**Requirements**.
Reproduce the listing below verbatim.

━━━ Materials provided

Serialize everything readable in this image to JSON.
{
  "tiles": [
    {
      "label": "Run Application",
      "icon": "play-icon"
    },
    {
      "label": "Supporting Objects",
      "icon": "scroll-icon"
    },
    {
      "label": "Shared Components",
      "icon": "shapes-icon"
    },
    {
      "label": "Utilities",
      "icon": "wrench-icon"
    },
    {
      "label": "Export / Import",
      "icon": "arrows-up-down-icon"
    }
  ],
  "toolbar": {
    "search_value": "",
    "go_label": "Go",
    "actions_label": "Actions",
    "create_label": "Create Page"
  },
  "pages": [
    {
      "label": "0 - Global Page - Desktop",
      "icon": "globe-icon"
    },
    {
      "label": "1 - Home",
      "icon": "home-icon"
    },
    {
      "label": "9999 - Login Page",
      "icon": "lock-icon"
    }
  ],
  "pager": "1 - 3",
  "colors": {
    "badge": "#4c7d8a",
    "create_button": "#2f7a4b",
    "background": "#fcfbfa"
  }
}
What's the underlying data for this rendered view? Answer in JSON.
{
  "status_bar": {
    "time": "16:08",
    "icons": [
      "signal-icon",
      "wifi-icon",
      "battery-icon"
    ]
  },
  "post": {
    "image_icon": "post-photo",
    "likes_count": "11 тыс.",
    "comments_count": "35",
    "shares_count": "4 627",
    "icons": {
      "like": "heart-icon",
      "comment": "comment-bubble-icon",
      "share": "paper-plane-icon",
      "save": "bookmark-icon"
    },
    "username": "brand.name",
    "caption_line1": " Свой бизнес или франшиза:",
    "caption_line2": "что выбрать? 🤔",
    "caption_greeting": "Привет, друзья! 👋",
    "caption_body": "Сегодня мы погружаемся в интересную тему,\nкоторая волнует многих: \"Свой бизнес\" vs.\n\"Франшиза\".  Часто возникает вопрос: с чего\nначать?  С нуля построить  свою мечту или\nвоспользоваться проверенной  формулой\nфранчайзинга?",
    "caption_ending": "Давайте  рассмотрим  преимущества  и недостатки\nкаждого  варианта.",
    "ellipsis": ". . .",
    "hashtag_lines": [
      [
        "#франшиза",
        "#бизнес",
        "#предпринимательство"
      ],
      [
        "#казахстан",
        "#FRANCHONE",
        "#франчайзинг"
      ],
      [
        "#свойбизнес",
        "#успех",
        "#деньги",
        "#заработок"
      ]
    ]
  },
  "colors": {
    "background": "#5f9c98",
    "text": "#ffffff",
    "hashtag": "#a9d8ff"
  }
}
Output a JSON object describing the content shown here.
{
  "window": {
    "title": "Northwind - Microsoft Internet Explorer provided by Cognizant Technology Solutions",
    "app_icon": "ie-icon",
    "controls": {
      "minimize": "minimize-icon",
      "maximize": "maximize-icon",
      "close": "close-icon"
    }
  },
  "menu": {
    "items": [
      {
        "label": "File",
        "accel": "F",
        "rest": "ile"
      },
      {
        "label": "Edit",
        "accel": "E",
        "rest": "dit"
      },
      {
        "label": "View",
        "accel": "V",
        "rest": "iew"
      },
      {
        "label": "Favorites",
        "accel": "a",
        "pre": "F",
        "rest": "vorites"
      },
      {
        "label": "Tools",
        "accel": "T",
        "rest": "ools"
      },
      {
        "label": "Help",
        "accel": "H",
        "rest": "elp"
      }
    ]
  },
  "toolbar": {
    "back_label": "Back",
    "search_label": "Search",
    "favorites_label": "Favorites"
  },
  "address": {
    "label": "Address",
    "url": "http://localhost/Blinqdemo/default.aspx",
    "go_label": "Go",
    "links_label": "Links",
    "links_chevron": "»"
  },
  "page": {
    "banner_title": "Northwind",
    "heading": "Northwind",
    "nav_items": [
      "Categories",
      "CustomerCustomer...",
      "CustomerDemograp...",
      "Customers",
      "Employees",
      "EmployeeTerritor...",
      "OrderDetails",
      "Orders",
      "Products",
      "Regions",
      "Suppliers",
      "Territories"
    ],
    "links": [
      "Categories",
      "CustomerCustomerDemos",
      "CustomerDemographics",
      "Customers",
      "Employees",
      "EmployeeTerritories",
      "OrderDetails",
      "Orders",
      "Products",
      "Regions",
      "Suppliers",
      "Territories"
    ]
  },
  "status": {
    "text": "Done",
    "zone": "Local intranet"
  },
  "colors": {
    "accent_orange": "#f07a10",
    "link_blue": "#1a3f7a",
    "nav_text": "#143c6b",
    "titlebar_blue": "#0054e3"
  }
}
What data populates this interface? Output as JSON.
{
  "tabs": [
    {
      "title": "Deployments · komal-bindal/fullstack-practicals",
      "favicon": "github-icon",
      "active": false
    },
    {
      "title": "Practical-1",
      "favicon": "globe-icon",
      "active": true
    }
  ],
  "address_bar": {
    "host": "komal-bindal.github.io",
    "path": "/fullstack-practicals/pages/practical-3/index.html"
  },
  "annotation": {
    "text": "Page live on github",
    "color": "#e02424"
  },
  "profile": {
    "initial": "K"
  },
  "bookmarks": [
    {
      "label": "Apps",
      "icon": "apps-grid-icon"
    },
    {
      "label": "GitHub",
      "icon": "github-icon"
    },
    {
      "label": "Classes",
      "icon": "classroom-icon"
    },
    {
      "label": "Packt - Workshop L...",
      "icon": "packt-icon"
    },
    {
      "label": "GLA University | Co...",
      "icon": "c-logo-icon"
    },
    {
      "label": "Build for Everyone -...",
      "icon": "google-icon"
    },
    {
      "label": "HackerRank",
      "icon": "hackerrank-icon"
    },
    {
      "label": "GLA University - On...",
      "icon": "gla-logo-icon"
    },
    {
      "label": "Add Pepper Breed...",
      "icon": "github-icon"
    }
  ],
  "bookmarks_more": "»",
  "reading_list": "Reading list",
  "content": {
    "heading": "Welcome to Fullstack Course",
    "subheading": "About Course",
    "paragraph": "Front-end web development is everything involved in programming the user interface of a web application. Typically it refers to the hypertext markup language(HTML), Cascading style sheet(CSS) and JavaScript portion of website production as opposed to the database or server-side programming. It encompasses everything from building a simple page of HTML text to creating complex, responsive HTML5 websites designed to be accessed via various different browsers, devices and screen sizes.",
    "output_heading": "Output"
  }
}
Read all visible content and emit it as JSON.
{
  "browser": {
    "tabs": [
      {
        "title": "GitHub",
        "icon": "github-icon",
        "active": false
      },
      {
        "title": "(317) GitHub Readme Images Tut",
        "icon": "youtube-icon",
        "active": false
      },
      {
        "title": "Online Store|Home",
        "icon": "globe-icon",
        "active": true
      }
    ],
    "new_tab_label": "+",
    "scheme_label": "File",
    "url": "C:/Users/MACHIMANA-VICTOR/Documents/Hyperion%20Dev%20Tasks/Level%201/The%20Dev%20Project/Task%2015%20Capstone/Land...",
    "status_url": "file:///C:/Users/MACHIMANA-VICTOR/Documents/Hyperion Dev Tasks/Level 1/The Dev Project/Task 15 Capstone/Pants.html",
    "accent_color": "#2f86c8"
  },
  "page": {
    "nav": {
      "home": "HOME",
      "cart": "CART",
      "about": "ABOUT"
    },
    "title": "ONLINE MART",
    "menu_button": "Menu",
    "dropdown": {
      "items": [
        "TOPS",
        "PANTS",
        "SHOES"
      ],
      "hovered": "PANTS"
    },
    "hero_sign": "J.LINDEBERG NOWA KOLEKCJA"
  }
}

━━━━━━

**Solved problem**.
Serialize everything readable in this image to JSON.
{
  "tiles": [
    {
      "label": "Run Application",
      "icon": "play-icon"
    },
    {
      "label": "Supporting Objects",
      "icon": "scroll-icon"
    },
    {
      "label": "Shared Components",
      "icon": "shapes-icon"
    },
    {
      "label": "Utilities",
      "icon": "wrench-icon"
    },
    {
      "label": "Export / Import",
      "icon": "arrows-up-down-icon"
    }
  ],
  "toolbar": {
    "search_value": "",
    "go_label": "Go",
    "actions_label": "Actions",
    "create_label": "Create Page"
  },
  "pages": [
    {
      "label": "0 - Global Page - Desktop",
      "icon": "globe-icon"
    },
    {
      "label": "1 - Home",
      "icon": "home-icon"
    },
    {
      "label": "9999 - Login Page",
      "icon": "lock-icon"
    }
  ],
  "pager": "1 - 3",
  "colors": {
    "badge": "#4c7d8a",
    "create_button": "#2f7a4b",
    "background": "#fcfbfa"
  }
}
What's the underlying data for this rendered view? Answer in JSON.
{
  "status_bar": {
    "time": "16:08",
    "icons": [
      "signal-icon",
      "wifi-icon",
      "battery-icon"
    ]
  },
  "post": {
    "image_icon": "post-photo",
    "likes_count": "11 тыс.",
    "comments_count": "35",
    "shares_count": "4 627",
    "icons": {
      "like": "heart-icon",
      "comment": "comment-bubble-icon",
      "share": "paper-plane-icon",
      "save": "bookmark-icon"
    },
    "username": "brand.name",
    "caption_line1": " Свой бизнес или франшиза:",
    "caption_line2": "что выбрать? 🤔",
    "caption_greeting": "Привет, друзья! 👋",
    "caption_body": "Сегодня мы погружаемся в интересную тему,\nкоторая волнует многих: \"Свой бизнес\" vs.\n\"Франшиза\".  Часто возникает вопрос: с чего\nначать?  С нуля построить  свою мечту или\nвоспользоваться проверенной  формулой\nфранчайзинга?",
    "caption_ending": "Давайте  рассмотрим  преимущества  и недостатки\nкаждого  варианта.",
    "ellipsis": ". . .",
    "hashtag_lines": [
      [
        "#франшиза",
        "#бизнес",
        "#предпринимательство"
      ],
      [
        "#казахстан",
        "#FRANCHONE",
        "#франчайзинг"
      ],
      [
        "#свойбизнес",
        "#успех",
        "#деньги",
        "#заработок"
      ]
    ]
  },
  "colors": {
    "background": "#5f9c98",
    "text": "#ffffff",
    "hashtag": "#a9d8ff"
  }
}
Output a JSON object describing the content shown here.
{
  "window": {
    "title": "Northwind - Microsoft Internet Explorer provided by Cognizant Technology Solutions",
    "app_icon": "ie-icon",
    "controls": {
      "minimize": "minimize-icon",
      "maximize": "maximize-icon",
      "close": "close-icon"
    }
  },
  "menu": {
    "items": [
      {
        "label": "File",
        "accel": "F",
        "rest": "ile"
      },
      {
        "label": "Edit",
        "accel": "E",
        "rest": "dit"
      },
      {
        "label": "View",
        "accel": "V",
        "rest": "iew"
      },
      {
        "label": "Favorites",
        "accel": "a",
        "pre": "F",
        "rest": "vorites"
      },
      {
        "label": "Tools",
        "accel": "T",
        "rest": "ools"
      },
      {
        "label": "Help",
        "accel": "H",
        "rest": "elp"
      }
    ]
  },
  "toolbar": {
    "back_label": "Back",
    "search_label": "Search",
    "favorites_label": "Favorites"
  },
  "address": {
    "label": "Address",
    "url": "http://localhost/Blinqdemo/default.aspx",
    "go_label": "Go",
    "links_label": "Links",
    "links_chevron": "»"
  },
  "page": {
    "banner_title": "Northwind",
    "heading": "Northwind",
    "nav_items": [
      "Categories",
      "CustomerCustomer...",
      "CustomerDemograp...",
      "Customers",
      "Employees",
      "EmployeeTerritor...",
      "OrderDetails",
      "Orders",
      "Products",
      "Regions",
      "Suppliers",
      "Territories"
    ],
    "links": [
      "Categories",
      "CustomerCustomerDemos",
      "CustomerDemographics",
      "Customers",
      "Employees",
      "EmployeeTerritories",
      "OrderDetails",
      "Orders",
      "Products",
      "Regions",
      "Suppliers",
      "Territories"
    ]
  },
  "status": {
    "text": "Done",
    "zone": "Local intranet"
  },
  "colors": {
    "accent_orange": "#f07a10",
    "link_blue": "#1a3f7a",
    "nav_text": "#143c6b",
    "titlebar_blue": "#0054e3"
  }
}
What data populates this interface? Output as JSON.
{
  "tabs": [
    {
      "title": "Deployments · komal-bindal/fullstack-practicals",
      "favicon": "github-icon",
      "active": false
    },
    {
      "title": "Practical-1",
      "favicon": "globe-icon",
      "active": true
    }
  ],
  "address_bar": {
    "host": "komal-bindal.github.io",
    "path": "/fullstack-practicals/pages/practical-3/index.html"
  },
  "annotation": {
    "text": "Page live on github",
    "color": "#e02424"
  },
  "profile": {
    "initial": "K"
  },
  "bookmarks": [
    {
      "label": "Apps",
      "icon": "apps-grid-icon"
    },
    {
      "label": "GitHub",
      "icon": "github-icon"
    },
    {
      "label": "Classes",
      "icon": "classroom-icon"
    },
    {
      "label": "Packt - Workshop L...",
      "icon": "packt-icon"
    },
    {
      "label": "GLA University | Co...",
      "icon": "c-logo-icon"
    },
    {
      "label": "Build for Everyone -...",
      "icon": "google-icon"
    },
    {
      "label": "HackerRank",
      "icon": "hackerrank-icon"
    },
    {
      "label": "GLA University - On...",
      "icon": "gla-logo-icon"
    },
    {
      "label": "Add Pepper Breed...",
      "icon": "github-icon"
    }
  ],
  "bookmarks_more": "»",
  "reading_list": "Reading list",
  "content": {
    "heading": "Welcome to Fullstack Course",
    "subheading": "About Course",
    "paragraph": "Front-end web development is everything involved in programming the user interface of a web application. Typically it refers to the hypertext markup language(HTML), Cascading style sheet(CSS) and JavaScript portion of website production as opposed to the database or server-side programming. It encompasses everything from building a simple page of HTML text to creating complex, responsive HTML5 websites designed to be accessed via various different browsers, devices and screen sizes.",
    "output_heading": "Output"
  }
}
Read all visible content and emit it as JSON.
{
  "browser": {
    "tabs": [
      {
        "title": "GitHub",
        "icon": "github-icon",
        "active": false
      },
      {
        "title": "(317) GitHub Readme Images Tut",
        "icon": "youtube-icon",
        "active": false
      },
      {
        "title": "Online Store|Home",
        "icon": "globe-icon",
        "active": true
      }
    ],
    "new_tab_label": "+",
    "scheme_label": "File",
    "url": "C:/Users/MACHIMANA-VICTOR/Documents/Hyperion%20Dev%20Tasks/Level%201/The%20Dev%20Project/Task%2015%20Capstone/Land...",
    "status_url": "file:///C:/Users/MACHIMANA-VICTOR/Documents/Hyperion Dev Tasks/Level 1/The Dev Project/Task 15 Capstone/Pants.html",
    "accent_color": "#2f86c8"
  },
  "page": {
    "nav": {
      "home": "HOME",
      "cart": "CART",
      "about": "ABOUT"
    },
    "title": "ONLINE MART",
    "menu_button": "Menu",
    "dropdown": {
      "items": [
        "TOPS",
        "PANTS",
        "SHOES"
      ],
      "hovered": "PANTS"
    },
    "hero_sign": "J.LINDEBERG NOWA KOLEKCJA"
  }
}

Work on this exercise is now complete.